▸ **Given problem**: Lines containing the word "还款计划" are the ones to copy from the records below.

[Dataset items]
+ + + + + + +

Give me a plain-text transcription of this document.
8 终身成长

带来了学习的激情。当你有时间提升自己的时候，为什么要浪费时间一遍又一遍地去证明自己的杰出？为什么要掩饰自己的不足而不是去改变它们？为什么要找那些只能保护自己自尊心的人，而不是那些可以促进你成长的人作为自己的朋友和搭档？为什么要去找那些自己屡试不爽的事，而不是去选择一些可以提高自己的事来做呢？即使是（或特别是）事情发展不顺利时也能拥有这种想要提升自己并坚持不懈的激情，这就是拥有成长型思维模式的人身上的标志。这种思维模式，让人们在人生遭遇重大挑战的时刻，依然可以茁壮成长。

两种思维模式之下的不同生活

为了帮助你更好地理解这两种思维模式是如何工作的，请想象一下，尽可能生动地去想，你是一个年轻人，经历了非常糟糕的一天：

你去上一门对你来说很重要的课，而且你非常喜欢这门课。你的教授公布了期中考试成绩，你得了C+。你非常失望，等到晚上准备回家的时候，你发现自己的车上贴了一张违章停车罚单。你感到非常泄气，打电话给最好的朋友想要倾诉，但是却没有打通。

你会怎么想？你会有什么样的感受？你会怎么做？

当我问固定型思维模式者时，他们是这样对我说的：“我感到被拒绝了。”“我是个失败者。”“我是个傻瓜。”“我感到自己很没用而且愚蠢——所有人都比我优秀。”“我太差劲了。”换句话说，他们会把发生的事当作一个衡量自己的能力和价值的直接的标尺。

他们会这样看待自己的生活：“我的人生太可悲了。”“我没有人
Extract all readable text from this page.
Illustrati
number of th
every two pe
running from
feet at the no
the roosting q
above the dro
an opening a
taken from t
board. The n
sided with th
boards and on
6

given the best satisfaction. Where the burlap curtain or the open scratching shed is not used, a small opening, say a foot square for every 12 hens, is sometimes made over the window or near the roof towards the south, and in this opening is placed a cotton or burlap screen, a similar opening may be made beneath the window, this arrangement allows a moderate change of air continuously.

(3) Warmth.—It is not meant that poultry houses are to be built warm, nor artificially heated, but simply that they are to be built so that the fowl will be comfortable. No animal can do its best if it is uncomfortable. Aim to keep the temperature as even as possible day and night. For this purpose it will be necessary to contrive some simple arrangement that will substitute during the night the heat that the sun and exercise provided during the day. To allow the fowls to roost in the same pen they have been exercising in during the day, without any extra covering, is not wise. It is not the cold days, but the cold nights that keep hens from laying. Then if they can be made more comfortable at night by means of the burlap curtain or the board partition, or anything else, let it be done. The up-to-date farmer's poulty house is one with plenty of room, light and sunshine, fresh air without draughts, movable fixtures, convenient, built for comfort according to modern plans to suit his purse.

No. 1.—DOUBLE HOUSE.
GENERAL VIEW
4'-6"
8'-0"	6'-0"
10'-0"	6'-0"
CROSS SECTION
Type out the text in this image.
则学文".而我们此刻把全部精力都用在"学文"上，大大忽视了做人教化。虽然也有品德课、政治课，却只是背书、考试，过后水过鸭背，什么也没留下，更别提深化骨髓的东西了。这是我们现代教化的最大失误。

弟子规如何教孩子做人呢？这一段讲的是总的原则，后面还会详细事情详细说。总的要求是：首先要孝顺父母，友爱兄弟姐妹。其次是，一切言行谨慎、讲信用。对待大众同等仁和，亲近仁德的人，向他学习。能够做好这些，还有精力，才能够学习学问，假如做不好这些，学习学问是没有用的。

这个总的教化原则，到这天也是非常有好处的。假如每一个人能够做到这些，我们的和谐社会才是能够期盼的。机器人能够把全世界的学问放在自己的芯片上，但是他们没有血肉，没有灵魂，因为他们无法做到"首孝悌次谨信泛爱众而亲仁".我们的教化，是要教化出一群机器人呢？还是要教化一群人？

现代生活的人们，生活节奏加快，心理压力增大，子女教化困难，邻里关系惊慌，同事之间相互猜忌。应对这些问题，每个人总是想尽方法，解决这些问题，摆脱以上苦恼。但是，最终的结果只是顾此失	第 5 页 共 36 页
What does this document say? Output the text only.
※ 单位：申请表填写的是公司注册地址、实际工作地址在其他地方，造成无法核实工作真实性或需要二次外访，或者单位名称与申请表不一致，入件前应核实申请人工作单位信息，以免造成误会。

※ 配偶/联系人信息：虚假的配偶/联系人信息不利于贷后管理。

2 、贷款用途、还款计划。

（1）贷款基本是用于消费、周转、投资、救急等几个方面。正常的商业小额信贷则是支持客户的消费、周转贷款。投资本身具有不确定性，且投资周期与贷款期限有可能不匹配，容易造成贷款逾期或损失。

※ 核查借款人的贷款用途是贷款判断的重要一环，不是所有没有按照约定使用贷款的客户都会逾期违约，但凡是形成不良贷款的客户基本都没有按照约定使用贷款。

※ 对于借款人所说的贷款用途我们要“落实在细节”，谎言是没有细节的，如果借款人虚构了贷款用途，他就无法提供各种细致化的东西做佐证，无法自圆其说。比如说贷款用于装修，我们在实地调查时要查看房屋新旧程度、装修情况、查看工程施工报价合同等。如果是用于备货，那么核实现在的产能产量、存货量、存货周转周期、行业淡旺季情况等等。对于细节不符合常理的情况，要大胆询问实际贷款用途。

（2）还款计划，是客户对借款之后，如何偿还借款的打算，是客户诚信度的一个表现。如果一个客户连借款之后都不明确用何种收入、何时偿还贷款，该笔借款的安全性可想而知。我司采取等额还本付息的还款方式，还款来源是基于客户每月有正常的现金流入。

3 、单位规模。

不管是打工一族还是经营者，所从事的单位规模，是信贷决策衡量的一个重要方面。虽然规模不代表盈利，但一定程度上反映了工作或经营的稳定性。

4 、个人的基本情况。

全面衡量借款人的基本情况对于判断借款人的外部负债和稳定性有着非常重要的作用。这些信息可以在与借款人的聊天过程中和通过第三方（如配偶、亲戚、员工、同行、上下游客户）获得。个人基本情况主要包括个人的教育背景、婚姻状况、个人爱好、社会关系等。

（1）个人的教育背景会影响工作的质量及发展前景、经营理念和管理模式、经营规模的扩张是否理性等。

+ + + + + + +

▸ **Solution to the problem**:
2 、贷款用途、还款计划。
（2）还款计划，是客户对借款之后，如何偿还借款的打算，是客户诚信度的一个表现。如果一个客户连借款之后都不明确用何种收入、何时偿还贷款，该笔借款的安全性可想而知。我司采取等额还本付息的还款方式，还款来源是基于客户每月有正常的现金流入。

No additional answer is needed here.